## Data supplied

========================================

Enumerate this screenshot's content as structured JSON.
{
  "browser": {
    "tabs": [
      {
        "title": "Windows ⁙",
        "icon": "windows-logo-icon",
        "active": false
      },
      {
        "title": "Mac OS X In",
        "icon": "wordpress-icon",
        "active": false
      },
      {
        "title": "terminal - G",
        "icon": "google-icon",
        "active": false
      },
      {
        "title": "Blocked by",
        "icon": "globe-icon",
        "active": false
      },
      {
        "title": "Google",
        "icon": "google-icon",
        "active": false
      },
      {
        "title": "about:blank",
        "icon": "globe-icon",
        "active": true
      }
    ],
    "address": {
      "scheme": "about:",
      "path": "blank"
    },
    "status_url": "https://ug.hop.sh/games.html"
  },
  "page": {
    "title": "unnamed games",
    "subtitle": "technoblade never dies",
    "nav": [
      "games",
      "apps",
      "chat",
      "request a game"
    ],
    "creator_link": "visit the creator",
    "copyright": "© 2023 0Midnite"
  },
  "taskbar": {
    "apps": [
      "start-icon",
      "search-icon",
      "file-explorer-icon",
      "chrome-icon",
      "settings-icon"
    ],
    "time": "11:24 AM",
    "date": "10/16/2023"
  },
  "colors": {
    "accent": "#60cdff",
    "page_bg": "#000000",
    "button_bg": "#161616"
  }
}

========================================

## To be done
Give only the number of lines in the data that include the string "icon".

## Exercise answer
11